**DIRECTIONS FOR THIS TASK**
Images must not appear in your copy; reproduce every other part of the records exactly.

(Data entries)
■ ■ ■ ■

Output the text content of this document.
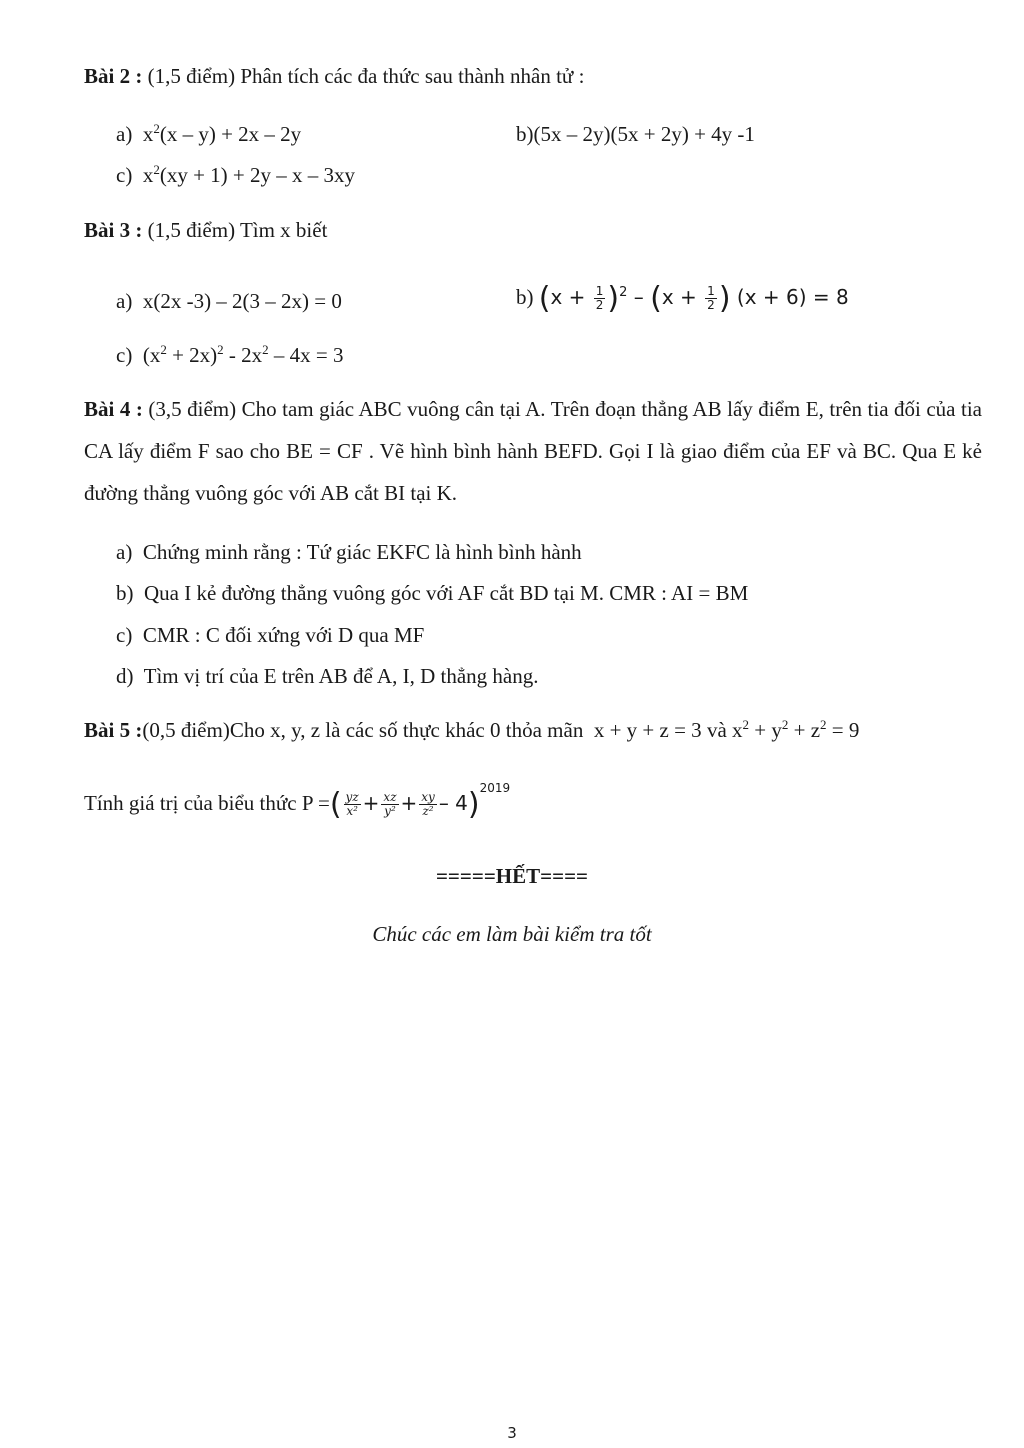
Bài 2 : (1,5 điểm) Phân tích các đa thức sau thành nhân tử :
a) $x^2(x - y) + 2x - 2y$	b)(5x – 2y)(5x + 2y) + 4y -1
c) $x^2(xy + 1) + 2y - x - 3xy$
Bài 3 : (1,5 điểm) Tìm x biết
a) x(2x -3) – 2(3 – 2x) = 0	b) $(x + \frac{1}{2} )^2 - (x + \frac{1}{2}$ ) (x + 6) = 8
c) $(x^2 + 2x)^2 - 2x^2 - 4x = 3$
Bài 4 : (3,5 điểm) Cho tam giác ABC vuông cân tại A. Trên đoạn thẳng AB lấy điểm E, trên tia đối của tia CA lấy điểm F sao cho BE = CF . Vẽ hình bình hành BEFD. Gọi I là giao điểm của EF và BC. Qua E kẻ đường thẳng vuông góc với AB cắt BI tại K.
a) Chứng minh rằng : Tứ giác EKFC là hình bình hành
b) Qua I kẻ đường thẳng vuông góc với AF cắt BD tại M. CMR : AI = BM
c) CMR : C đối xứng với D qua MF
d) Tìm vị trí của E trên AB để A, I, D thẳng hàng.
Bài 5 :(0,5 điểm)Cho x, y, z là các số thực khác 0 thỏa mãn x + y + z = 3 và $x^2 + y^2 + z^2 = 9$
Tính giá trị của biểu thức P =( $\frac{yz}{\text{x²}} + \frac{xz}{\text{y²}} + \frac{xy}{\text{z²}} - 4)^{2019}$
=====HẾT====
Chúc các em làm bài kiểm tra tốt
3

■ ■ ■ ■

**EXERCISE ANSWER**
Output the text content of this document.
Bài 2 : (1,5 điểm) Phân tích các đa thức sau thành nhân tử :
a) $x^2(x - y) + 2x - 2y$	b)(5x – 2y)(5x + 2y) + 4y -1
c) $x^2(xy + 1) + 2y - x - 3xy$
Bài 3 : (1,5 điểm) Tìm x biết
a) x(2x -3) – 2(3 – 2x) = 0	b) $(x + \frac{1}{2} )^2 - (x + \frac{1}{2}$ ) (x + 6) = 8
c) $(x^2 + 2x)^2 - 2x^2 - 4x = 3$
Bài 4 : (3,5 điểm) Cho tam giác ABC vuông cân tại A. Trên đoạn thẳng AB lấy điểm E, trên tia đối của tia CA lấy điểm F sao cho BE = CF . Vẽ hình bình hành BEFD. Gọi I là giao điểm của EF và BC. Qua E kẻ đường thẳng vuông góc với AB cắt BI tại K.
a) Chứng minh rằng : Tứ giác EKFC là hình bình hành
b) Qua I kẻ đường thẳng vuông góc với AF cắt BD tại M. CMR : AI = BM
c) CMR : C đối xứng với D qua MF
d) Tìm vị trí của E trên AB để A, I, D thẳng hàng.
Bài 5 :(0,5 điểm)Cho x, y, z là các số thực khác 0 thỏa mãn x + y + z = 3 và $x^2 + y^2 + z^2 = 9$
Tính giá trị của biểu thức P =( $\frac{yz}{\text{x²}} + \frac{xz}{\text{y²}} + \frac{xy}{\text{z²}} - 4)^{2019}$
=====HẾT====
Chúc các em làm bài kiểm tra tốt
3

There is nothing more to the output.